» **Dataset excerpts**
····················

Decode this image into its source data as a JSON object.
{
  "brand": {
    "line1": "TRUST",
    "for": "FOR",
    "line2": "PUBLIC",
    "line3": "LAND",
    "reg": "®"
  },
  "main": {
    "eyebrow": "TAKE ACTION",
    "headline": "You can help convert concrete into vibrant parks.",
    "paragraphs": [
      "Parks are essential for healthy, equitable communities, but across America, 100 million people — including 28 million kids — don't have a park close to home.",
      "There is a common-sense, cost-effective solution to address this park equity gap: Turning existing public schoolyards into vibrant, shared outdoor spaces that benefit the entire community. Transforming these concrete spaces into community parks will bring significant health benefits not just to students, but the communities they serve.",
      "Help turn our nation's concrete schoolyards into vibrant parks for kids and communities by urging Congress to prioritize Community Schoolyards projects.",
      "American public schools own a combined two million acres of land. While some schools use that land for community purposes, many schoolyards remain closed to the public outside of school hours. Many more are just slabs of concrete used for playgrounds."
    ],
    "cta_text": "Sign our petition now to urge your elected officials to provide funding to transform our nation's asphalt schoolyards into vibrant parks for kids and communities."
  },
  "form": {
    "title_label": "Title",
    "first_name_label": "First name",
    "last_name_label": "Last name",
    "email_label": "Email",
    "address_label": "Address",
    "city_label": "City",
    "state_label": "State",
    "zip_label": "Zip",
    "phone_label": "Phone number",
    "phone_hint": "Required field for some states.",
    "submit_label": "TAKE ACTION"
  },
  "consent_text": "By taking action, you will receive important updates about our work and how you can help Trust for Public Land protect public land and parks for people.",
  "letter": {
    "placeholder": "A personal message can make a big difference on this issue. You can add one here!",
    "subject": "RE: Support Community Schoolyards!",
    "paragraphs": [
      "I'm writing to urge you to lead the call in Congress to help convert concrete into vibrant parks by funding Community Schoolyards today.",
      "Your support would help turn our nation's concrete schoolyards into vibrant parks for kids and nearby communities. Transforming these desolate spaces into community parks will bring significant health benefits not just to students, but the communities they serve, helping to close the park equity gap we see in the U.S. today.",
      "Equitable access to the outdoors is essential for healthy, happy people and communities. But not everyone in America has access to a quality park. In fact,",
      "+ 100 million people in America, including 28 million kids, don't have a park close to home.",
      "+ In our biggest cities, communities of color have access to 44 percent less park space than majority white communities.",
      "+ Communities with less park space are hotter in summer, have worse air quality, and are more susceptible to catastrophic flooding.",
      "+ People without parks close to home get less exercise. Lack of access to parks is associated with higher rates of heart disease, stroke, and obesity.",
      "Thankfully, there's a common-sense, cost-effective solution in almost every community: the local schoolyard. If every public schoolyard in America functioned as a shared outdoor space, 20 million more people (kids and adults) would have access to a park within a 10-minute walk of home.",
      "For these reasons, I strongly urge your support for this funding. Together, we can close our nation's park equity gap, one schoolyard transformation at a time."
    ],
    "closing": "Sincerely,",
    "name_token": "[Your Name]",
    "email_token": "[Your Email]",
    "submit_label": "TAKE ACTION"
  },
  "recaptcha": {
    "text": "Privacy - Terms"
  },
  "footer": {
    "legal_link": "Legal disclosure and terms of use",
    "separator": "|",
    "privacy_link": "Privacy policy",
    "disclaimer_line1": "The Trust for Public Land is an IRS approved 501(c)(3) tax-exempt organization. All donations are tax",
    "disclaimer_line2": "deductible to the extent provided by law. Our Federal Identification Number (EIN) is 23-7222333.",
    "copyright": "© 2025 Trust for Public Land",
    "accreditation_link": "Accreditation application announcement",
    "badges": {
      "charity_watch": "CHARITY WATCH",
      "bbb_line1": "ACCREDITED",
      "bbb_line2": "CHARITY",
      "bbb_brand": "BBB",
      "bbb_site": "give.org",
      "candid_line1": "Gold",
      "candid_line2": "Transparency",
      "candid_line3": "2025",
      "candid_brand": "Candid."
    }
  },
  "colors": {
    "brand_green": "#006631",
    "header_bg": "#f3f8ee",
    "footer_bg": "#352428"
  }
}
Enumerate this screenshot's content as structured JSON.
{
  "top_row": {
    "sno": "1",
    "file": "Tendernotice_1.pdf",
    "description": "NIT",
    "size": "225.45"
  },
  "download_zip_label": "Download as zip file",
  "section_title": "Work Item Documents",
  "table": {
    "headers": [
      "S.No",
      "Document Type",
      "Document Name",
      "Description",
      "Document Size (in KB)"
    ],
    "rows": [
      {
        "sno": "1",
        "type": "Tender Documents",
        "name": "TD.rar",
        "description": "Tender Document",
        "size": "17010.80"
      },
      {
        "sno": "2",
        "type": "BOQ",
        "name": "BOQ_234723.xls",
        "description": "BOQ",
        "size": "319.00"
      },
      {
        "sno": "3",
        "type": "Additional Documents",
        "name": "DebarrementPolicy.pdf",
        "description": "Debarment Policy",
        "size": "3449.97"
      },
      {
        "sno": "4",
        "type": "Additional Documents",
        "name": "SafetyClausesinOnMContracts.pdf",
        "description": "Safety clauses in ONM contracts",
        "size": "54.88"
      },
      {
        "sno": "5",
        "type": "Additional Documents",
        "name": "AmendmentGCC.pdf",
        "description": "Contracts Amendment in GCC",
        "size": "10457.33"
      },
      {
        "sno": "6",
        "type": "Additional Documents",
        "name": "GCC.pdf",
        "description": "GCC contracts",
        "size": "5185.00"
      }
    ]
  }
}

····················

» **Requirement**
Your task is to retype all of the records exactly.

» **Final result**
Decode this image into its source data as a JSON object.
{
  "brand": {
    "line1": "TRUST",
    "for": "FOR",
    "line2": "PUBLIC",
    "line3": "LAND",
    "reg": "®"
  },
  "main": {
    "eyebrow": "TAKE ACTION",
    "headline": "You can help convert concrete into vibrant parks.",
    "paragraphs": [
      "Parks are essential for healthy, equitable communities, but across America, 100 million people — including 28 million kids — don't have a park close to home.",
      "There is a common-sense, cost-effective solution to address this park equity gap: Turning existing public schoolyards into vibrant, shared outdoor spaces that benefit the entire community. Transforming these concrete spaces into community parks will bring significant health benefits not just to students, but the communities they serve.",
      "Help turn our nation's concrete schoolyards into vibrant parks for kids and communities by urging Congress to prioritize Community Schoolyards projects.",
      "American public schools own a combined two million acres of land. While some schools use that land for community purposes, many schoolyards remain closed to the public outside of school hours. Many more are just slabs of concrete used for playgrounds."
    ],
    "cta_text": "Sign our petition now to urge your elected officials to provide funding to transform our nation's asphalt schoolyards into vibrant parks for kids and communities."
  },
  "form": {
    "title_label": "Title",
    "first_name_label": "First name",
    "last_name_label": "Last name",
    "email_label": "Email",
    "address_label": "Address",
    "city_label": "City",
    "state_label": "State",
    "zip_label": "Zip",
    "phone_label": "Phone number",
    "phone_hint": "Required field for some states.",
    "submit_label": "TAKE ACTION"
  },
  "consent_text": "By taking action, you will receive important updates about our work and how you can help Trust for Public Land protect public land and parks for people.",
  "letter": {
    "placeholder": "A personal message can make a big difference on this issue. You can add one here!",
    "subject": "RE: Support Community Schoolyards!",
    "paragraphs": [
      "I'm writing to urge you to lead the call in Congress to help convert concrete into vibrant parks by funding Community Schoolyards today.",
      "Your support would help turn our nation's concrete schoolyards into vibrant parks for kids and nearby communities. Transforming these desolate spaces into community parks will bring significant health benefits not just to students, but the communities they serve, helping to close the park equity gap we see in the U.S. today.",
      "Equitable access to the outdoors is essential for healthy, happy people and communities. But not everyone in America has access to a quality park. In fact,",
      "+ 100 million people in America, including 28 million kids, don't have a park close to home.",
      "+ In our biggest cities, communities of color have access to 44 percent less park space than majority white communities.",
      "+ Communities with less park space are hotter in summer, have worse air quality, and are more susceptible to catastrophic flooding.",
      "+ People without parks close to home get less exercise. Lack of access to parks is associated with higher rates of heart disease, stroke, and obesity.",
      "Thankfully, there's a common-sense, cost-effective solution in almost every community: the local schoolyard. If every public schoolyard in America functioned as a shared outdoor space, 20 million more people (kids and adults) would have access to a park within a 10-minute walk of home.",
      "For these reasons, I strongly urge your support for this funding. Together, we can close our nation's park equity gap, one schoolyard transformation at a time."
    ],
    "closing": "Sincerely,",
    "name_token": "[Your Name]",
    "email_token": "[Your Email]",
    "submit_label": "TAKE ACTION"
  },
  "recaptcha": {
    "text": "Privacy - Terms"
  },
  "footer": {
    "legal_link": "Legal disclosure and terms of use",
    "separator": "|",
    "privacy_link": "Privacy policy",
    "disclaimer_line1": "The Trust for Public Land is an IRS approved 501(c)(3) tax-exempt organization. All donations are tax",
    "disclaimer_line2": "deductible to the extent provided by law. Our Federal Identification Number (EIN) is 23-7222333.",
    "copyright": "© 2025 Trust for Public Land",
    "accreditation_link": "Accreditation application announcement",
    "badges": {
      "charity_watch": "CHARITY WATCH",
      "bbb_line1": "ACCREDITED",
      "bbb_line2": "CHARITY",
      "bbb_brand": "BBB",
      "bbb_site": "give.org",
      "candid_line1": "Gold",
      "candid_line2": "Transparency",
      "candid_line3": "2025",
      "candid_brand": "Candid."
    }
  },
  "colors": {
    "brand_green": "#006631",
    "header_bg": "#f3f8ee",
    "footer_bg": "#352428"
  }
}
Enumerate this screenshot's content as structured JSON.
{
  "top_row": {
    "sno": "1",
    "file": "Tendernotice_1.pdf",
    "description": "NIT",
    "size": "225.45"
  },
  "download_zip_label": "Download as zip file",
  "section_title": "Work Item Documents",
  "table": {
    "headers": [
      "S.No",
      "Document Type",
      "Document Name",
      "Description",
      "Document Size (in KB)"
    ],
    "rows": [
      {
        "sno": "1",
        "type": "Tender Documents",
        "name": "TD.rar",
        "description": "Tender Document",
        "size": "17010.80"
      },
      {
        "sno": "2",
        "type": "BOQ",
        "name": "BOQ_234723.xls",
        "description": "BOQ",
        "size": "319.00"
      },
      {
        "sno": "3",
        "type": "Additional Documents",
        "name": "DebarrementPolicy.pdf",
        "description": "Debarment Policy",
        "size": "3449.97"
      },
      {
        "sno": "4",
        "type": "Additional Documents",
        "name": "SafetyClausesinOnMContracts.pdf",
        "description": "Safety clauses in ONM contracts",
        "size": "54.88"
      },
      {
        "sno": "5",
        "type": "Additional Documents",
        "name": "AmendmentGCC.pdf",
        "description": "Contracts Amendment in GCC",
        "size": "10457.33"
      },
      {
        "sno": "6",
        "type": "Additional Documents",
        "name": "GCC.pdf",
        "description": "GCC contracts",
        "size": "5185.00"
      }
    ]
  }
}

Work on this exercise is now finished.